(Data listing)

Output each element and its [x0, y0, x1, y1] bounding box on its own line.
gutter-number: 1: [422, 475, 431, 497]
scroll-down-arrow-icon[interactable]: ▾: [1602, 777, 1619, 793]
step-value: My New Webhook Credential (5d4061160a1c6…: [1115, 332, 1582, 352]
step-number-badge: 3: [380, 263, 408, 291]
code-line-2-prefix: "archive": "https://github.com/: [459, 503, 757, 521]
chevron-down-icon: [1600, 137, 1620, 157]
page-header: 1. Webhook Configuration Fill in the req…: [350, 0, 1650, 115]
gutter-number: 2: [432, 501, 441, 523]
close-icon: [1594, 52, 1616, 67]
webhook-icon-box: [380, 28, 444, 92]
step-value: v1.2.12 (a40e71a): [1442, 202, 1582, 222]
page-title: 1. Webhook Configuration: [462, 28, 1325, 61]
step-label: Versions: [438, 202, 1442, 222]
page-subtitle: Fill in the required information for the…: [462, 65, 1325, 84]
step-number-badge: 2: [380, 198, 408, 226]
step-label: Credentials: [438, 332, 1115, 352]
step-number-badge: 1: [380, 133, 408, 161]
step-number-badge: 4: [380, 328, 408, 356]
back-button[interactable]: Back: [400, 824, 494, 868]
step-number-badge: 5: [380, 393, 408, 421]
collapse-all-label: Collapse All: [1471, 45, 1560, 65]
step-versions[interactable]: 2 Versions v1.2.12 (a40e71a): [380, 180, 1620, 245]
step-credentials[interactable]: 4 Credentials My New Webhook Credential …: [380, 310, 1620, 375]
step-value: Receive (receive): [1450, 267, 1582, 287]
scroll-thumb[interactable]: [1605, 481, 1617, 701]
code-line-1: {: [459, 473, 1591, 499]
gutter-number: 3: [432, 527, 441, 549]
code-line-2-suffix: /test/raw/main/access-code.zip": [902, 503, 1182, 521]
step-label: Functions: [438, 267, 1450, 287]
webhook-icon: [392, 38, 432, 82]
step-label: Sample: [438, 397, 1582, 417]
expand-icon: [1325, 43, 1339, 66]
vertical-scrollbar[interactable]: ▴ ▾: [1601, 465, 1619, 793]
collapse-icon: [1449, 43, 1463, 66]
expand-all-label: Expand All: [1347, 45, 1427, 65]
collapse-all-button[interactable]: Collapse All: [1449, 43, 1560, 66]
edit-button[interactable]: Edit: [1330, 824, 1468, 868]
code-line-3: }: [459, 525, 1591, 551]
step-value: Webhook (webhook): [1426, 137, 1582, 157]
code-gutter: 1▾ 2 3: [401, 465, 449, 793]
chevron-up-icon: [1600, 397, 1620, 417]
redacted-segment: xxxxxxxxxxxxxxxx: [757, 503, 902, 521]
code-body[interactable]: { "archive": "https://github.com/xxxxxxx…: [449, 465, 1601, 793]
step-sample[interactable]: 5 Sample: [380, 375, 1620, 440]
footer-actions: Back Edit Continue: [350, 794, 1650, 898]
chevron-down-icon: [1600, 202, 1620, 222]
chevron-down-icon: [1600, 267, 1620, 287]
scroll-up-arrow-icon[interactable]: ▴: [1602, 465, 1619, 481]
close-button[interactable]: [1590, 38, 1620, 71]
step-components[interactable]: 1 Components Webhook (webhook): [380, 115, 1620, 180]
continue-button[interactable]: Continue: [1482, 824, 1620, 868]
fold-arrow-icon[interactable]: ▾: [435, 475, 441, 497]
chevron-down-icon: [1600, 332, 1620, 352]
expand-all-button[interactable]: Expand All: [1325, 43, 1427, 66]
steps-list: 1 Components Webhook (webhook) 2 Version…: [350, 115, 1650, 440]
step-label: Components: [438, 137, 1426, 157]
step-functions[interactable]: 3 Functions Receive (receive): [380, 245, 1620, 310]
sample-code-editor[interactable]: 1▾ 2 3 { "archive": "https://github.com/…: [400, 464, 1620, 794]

DIRECTIONS -> Identify every line in the records above that contains the word "Back", and copy each of those lines.

CORRECT RESPONSE ->
back-button[interactable]: Back: [400, 824, 494, 868]
footer-actions: Back Edit Continue: [350, 794, 1650, 898]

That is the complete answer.